§ WHAT YOU ARE ASKED TO DO: Filter out everything except lines holding "houses".

## Start

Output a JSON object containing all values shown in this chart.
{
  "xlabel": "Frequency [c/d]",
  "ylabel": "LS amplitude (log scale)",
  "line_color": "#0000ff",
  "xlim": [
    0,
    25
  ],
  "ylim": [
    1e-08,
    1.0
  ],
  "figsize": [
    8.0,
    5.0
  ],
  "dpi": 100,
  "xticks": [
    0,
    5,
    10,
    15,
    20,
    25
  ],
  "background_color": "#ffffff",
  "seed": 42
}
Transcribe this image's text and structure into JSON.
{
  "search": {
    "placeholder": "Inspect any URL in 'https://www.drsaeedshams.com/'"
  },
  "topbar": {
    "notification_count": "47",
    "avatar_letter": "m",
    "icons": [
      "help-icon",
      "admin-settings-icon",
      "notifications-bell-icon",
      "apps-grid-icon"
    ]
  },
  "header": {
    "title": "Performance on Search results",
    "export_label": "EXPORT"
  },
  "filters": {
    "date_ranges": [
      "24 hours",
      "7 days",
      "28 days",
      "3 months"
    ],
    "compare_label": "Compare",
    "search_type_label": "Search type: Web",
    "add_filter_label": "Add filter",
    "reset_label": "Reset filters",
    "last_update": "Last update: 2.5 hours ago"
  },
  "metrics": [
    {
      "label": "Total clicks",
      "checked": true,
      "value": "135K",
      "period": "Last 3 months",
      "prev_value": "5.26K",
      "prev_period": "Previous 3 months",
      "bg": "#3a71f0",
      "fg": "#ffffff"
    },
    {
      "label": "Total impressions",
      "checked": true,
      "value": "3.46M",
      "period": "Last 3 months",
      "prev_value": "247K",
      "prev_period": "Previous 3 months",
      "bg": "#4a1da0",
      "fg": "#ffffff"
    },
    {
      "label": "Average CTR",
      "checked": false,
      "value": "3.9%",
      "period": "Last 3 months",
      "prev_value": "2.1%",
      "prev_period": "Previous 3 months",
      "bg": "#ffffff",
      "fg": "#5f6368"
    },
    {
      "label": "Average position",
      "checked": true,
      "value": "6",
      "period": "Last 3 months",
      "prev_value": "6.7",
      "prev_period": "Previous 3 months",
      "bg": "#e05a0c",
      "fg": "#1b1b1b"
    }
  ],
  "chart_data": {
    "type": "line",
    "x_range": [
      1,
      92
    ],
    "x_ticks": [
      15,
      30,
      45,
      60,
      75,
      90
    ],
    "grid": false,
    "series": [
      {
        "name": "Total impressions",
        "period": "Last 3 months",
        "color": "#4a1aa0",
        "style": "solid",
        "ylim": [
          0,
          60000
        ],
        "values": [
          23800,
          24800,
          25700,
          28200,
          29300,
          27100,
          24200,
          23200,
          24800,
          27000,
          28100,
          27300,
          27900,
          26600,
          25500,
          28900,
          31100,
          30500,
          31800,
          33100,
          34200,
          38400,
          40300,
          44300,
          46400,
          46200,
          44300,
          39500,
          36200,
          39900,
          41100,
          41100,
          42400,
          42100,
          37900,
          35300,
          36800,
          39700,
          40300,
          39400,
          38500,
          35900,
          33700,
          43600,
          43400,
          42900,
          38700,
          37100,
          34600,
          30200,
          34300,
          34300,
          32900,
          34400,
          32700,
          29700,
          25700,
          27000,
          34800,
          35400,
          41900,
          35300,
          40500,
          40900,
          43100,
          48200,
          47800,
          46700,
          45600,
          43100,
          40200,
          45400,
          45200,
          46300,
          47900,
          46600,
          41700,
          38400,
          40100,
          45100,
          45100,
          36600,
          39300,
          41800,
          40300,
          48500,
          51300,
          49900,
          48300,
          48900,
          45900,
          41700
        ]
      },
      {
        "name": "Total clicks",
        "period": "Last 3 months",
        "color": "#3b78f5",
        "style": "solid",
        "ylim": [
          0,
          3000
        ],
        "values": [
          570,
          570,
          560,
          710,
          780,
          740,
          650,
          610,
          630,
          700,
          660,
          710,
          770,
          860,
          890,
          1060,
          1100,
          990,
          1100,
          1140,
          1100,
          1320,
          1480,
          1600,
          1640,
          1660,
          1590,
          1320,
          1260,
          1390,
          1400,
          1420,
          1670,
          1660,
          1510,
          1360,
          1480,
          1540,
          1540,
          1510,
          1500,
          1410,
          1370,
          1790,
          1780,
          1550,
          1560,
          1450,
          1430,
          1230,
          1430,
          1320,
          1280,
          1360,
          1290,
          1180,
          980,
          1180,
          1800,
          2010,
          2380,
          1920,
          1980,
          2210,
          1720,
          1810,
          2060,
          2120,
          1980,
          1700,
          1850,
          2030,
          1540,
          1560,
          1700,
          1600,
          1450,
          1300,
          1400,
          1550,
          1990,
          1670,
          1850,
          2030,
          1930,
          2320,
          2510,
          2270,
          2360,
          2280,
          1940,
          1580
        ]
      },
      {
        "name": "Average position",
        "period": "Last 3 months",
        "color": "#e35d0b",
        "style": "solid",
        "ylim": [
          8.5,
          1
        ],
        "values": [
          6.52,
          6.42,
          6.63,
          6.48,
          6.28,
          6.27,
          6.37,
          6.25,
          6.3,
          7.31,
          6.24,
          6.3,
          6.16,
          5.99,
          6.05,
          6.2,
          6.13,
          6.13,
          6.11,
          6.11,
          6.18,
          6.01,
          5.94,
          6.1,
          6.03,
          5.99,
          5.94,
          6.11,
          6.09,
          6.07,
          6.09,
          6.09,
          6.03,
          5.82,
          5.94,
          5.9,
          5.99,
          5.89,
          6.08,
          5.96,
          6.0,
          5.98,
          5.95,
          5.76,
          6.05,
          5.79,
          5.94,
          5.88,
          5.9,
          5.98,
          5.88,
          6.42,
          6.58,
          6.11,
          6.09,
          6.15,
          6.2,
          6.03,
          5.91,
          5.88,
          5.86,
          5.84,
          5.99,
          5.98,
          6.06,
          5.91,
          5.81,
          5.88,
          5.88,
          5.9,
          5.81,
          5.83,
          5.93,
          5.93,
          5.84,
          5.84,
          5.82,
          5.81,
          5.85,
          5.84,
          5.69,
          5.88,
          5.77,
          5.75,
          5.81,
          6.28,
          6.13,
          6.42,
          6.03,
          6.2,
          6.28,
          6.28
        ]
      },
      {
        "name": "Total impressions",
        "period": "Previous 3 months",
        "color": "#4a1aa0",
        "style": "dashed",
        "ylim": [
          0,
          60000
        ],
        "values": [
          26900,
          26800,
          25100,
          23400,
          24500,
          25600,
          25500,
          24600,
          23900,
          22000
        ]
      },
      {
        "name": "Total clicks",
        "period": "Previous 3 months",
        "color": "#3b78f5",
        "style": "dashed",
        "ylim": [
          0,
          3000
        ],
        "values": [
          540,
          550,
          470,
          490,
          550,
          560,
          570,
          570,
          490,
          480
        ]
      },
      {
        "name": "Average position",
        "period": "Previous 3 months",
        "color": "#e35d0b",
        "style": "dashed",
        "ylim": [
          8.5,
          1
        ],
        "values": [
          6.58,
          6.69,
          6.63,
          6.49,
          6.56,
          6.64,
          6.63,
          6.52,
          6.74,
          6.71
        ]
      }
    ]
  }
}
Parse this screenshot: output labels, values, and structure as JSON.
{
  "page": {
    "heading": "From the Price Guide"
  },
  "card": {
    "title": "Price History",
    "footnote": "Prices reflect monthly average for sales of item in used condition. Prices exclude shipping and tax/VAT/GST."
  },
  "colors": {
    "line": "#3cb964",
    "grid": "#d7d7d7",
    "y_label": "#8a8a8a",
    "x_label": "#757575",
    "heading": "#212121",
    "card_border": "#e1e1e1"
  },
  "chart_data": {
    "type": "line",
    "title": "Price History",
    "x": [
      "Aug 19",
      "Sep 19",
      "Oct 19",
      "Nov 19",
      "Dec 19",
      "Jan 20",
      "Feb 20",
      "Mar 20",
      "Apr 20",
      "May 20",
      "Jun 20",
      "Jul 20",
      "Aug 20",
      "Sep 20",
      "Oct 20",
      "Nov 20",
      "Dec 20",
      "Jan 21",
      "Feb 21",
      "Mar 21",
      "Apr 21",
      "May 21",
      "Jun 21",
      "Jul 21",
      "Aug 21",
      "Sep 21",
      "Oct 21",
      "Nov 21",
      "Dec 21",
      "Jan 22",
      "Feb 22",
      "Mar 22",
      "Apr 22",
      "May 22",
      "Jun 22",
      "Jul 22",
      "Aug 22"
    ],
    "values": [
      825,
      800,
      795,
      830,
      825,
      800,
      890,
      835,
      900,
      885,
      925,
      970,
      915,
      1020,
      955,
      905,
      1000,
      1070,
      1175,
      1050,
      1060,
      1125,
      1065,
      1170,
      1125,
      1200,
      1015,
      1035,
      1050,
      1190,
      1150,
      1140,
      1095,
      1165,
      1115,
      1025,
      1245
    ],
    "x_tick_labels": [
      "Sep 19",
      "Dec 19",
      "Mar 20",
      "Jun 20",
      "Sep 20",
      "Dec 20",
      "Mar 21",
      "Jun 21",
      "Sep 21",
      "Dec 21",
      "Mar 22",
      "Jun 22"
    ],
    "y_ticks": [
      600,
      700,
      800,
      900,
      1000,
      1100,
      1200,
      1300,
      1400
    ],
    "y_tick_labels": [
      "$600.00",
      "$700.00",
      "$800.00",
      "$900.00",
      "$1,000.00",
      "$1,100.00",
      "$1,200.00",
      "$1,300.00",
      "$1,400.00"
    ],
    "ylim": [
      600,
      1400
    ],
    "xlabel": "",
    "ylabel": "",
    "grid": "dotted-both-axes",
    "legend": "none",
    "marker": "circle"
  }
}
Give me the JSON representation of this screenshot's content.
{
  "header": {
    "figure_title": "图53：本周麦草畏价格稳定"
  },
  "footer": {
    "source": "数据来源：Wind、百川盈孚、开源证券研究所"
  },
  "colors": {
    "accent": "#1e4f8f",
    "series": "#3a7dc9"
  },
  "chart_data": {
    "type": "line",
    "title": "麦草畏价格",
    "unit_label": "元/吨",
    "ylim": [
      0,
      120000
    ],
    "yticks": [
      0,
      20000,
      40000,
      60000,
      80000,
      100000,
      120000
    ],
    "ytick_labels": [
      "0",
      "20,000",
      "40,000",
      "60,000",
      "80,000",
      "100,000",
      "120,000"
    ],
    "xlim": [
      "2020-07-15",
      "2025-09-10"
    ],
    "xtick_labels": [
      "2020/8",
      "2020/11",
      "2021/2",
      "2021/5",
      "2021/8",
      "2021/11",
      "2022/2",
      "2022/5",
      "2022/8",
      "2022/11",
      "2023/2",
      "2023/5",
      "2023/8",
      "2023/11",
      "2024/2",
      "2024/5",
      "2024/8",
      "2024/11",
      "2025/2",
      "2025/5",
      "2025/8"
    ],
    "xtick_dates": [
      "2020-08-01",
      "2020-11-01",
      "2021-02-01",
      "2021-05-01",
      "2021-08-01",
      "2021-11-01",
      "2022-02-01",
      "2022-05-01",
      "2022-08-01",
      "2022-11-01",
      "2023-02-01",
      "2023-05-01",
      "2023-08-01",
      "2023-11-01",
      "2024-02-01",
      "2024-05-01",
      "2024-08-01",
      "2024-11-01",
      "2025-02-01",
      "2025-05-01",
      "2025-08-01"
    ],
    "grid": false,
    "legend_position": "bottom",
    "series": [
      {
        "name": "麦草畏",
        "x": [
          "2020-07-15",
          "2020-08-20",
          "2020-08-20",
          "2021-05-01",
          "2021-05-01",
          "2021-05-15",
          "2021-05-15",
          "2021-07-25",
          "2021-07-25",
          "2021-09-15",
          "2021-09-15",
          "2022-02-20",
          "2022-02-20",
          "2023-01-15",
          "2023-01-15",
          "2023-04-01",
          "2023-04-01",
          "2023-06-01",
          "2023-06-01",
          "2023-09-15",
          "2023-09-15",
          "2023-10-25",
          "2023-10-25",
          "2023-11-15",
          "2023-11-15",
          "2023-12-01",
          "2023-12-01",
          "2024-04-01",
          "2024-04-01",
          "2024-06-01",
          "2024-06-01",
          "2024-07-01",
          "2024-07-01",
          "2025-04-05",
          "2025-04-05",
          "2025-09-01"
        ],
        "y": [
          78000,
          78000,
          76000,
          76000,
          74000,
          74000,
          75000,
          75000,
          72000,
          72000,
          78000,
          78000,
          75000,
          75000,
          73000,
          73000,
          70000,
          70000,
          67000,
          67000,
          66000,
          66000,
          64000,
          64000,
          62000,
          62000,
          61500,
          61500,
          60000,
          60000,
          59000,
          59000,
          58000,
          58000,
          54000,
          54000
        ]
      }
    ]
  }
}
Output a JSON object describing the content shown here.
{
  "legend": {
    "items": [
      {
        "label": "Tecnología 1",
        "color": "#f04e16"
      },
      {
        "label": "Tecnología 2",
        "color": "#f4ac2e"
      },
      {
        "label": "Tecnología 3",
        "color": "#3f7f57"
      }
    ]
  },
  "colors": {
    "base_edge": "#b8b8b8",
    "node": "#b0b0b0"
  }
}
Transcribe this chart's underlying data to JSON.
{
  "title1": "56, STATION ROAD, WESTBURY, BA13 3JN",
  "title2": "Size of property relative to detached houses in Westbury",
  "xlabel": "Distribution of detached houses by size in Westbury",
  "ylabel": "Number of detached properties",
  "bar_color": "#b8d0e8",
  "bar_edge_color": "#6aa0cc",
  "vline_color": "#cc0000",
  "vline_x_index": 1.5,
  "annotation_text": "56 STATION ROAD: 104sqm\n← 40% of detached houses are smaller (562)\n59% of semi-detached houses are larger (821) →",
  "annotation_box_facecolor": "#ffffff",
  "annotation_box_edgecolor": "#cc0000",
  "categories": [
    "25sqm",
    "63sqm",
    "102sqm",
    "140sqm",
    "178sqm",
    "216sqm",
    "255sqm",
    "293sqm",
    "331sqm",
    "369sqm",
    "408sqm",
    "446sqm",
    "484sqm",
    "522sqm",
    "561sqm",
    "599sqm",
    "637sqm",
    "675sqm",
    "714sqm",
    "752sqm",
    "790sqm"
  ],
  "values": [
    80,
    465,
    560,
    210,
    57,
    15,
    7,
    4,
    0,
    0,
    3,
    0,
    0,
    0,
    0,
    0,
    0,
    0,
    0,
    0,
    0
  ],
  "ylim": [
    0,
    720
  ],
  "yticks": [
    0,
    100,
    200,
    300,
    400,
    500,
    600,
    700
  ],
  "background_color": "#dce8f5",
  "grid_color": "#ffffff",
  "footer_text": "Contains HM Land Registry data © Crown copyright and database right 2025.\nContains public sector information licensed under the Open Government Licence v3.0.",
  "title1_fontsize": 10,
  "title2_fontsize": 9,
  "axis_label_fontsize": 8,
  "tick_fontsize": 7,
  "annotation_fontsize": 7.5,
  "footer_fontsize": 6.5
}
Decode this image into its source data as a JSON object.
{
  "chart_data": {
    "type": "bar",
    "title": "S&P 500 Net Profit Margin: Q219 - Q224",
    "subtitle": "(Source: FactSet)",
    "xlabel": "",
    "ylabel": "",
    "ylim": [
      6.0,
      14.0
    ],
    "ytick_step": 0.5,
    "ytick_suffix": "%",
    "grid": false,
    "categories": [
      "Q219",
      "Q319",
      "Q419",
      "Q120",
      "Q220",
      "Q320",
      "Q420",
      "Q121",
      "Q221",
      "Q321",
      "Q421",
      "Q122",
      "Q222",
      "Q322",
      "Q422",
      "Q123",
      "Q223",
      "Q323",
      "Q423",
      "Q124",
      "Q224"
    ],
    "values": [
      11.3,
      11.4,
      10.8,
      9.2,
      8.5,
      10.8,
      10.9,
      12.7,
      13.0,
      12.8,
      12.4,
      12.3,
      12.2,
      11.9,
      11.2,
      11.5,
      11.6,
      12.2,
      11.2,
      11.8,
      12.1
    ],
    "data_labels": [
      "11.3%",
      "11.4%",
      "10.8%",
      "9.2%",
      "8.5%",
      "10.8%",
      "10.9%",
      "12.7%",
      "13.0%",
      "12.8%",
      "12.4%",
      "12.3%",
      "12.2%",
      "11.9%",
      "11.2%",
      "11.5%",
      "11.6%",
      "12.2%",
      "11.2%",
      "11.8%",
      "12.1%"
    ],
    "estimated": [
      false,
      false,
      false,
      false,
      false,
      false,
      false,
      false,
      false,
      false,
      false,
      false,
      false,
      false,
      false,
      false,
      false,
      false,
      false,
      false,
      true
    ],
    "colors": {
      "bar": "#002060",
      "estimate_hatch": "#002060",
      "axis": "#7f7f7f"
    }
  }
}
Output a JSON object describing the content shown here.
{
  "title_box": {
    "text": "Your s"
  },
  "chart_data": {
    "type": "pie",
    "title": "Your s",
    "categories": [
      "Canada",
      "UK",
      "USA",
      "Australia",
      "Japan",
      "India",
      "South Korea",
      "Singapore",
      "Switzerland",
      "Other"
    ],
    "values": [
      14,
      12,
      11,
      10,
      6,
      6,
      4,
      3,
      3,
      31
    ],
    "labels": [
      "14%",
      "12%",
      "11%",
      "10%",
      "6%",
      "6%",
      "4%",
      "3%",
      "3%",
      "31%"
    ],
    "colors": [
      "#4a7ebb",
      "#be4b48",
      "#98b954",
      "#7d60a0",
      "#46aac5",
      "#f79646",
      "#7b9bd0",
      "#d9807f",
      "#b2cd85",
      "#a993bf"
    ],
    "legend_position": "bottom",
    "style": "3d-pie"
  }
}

## End

§ RESULT OF THIS TASK:
  "title2": "Size of property relative to detached houses in Westbury",
  "xlabel": "Distribution of detached houses by size in Westbury",
  "annotation_text": "56 STATION ROAD: 104sqm\n← 40% of detached houses are smaller (562)\n59% of semi-detached houses are larger (821) →",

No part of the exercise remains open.